Work to complete —
Substitute "widget" for "component" in everything from the start of the entries down to the line containing "- index-entry: [120, 946, 560, 990]", both ends included. Reproduce those lines with nothing else changed.

(Spatial layout entries)
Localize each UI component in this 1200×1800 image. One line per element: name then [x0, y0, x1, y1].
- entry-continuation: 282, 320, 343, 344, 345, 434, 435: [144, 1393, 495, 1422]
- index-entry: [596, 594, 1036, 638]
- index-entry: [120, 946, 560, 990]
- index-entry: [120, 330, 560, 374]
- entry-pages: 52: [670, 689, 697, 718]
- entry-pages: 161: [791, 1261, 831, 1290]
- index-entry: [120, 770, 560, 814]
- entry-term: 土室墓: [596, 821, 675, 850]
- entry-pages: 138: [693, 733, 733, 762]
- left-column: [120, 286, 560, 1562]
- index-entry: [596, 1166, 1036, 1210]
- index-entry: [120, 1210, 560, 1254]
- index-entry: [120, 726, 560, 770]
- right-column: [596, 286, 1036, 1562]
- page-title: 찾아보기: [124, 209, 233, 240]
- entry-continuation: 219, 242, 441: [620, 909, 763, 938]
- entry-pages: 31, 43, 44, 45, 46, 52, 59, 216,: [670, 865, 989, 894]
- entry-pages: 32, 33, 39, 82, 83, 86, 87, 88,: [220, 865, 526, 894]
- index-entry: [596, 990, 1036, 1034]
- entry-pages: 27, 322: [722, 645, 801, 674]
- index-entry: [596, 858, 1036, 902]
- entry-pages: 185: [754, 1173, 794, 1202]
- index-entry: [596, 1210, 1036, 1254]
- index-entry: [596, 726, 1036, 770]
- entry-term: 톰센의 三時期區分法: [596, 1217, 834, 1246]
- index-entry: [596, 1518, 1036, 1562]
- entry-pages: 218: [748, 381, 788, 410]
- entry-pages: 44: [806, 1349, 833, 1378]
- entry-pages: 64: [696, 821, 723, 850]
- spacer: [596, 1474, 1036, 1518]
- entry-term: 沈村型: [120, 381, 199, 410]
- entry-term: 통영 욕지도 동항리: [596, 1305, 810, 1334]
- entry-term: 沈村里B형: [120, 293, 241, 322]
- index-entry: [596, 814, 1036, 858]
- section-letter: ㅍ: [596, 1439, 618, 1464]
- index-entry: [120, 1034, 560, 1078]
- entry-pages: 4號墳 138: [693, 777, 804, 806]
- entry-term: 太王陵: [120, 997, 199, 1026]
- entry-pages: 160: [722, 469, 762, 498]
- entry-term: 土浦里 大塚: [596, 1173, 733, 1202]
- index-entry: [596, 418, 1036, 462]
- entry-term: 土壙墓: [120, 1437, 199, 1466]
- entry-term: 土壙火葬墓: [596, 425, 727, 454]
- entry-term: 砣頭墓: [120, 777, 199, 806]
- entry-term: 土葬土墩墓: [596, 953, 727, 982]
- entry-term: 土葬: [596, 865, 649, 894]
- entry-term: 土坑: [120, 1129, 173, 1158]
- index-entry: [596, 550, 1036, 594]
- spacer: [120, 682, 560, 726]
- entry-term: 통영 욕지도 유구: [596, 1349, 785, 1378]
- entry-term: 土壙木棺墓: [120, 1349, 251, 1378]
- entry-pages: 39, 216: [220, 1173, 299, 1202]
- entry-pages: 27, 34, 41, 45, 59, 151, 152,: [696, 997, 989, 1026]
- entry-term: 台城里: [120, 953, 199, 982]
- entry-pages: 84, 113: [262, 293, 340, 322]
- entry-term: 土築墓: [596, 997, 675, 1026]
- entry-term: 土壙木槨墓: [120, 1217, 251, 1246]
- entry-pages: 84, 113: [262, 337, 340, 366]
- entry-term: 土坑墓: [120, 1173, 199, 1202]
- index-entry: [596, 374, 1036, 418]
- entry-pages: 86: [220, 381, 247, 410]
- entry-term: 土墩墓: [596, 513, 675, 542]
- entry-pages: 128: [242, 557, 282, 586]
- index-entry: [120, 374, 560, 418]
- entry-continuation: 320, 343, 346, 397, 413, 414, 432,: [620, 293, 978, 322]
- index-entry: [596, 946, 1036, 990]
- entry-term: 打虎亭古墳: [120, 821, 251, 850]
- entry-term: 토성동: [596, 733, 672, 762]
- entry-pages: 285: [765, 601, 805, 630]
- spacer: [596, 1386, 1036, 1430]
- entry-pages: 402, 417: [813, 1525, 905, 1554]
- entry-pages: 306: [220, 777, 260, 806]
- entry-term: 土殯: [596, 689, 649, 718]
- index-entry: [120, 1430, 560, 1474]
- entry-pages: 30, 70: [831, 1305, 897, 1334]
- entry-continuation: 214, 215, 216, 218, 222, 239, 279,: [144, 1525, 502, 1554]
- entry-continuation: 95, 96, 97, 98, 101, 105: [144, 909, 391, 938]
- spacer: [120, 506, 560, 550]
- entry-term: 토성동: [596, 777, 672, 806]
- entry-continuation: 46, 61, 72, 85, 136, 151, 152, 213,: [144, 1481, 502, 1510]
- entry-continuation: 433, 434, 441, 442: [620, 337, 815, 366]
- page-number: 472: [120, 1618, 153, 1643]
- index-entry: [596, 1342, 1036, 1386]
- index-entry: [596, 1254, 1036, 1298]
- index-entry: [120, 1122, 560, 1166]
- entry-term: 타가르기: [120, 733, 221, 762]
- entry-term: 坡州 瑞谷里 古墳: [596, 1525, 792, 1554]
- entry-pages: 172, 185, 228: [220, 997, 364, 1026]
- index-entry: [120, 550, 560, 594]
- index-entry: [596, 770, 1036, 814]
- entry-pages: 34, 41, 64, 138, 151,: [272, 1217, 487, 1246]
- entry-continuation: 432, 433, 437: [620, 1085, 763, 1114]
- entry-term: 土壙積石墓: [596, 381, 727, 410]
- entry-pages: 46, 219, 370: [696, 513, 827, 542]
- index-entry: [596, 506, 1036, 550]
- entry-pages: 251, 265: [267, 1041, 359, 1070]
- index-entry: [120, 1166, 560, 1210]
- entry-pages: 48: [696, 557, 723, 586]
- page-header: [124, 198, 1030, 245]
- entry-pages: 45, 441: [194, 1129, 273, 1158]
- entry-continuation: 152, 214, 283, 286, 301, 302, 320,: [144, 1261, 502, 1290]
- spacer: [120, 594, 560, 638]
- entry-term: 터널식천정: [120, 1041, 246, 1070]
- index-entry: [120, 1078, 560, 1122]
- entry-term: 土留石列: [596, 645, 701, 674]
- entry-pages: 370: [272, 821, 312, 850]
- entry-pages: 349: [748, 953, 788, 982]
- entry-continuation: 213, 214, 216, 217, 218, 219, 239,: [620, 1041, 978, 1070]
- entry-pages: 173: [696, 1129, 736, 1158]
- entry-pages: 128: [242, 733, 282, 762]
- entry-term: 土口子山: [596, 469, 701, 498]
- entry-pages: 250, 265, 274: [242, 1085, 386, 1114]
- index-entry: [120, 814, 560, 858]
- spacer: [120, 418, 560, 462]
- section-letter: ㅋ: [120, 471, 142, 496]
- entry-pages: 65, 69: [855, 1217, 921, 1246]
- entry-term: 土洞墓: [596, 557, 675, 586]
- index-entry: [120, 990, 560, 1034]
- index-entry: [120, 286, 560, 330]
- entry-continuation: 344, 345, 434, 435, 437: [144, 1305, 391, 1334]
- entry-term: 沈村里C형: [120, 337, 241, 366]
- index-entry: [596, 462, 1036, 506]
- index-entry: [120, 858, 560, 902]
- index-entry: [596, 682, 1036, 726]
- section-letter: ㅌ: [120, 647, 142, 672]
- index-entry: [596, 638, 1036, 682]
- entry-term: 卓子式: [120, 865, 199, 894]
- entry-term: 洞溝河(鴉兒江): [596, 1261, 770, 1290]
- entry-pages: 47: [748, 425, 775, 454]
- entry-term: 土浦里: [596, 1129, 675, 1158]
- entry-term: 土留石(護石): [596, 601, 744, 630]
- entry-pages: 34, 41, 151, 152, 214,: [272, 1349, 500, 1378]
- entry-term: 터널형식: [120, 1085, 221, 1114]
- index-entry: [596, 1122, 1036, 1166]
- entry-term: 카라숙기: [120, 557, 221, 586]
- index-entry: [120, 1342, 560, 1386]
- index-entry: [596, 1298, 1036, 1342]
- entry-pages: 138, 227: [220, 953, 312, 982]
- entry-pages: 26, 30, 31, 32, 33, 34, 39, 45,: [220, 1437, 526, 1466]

Written solution —
Localize each UI widget in this 1200×1800 image. One line per element: name then [x0, y0, x1, y1].
- entry-continuation: 282, 320, 343, 344, 345, 434, 435: [144, 1393, 495, 1422]
- index-entry: [596, 594, 1036, 638]
- index-entry: [120, 946, 560, 990]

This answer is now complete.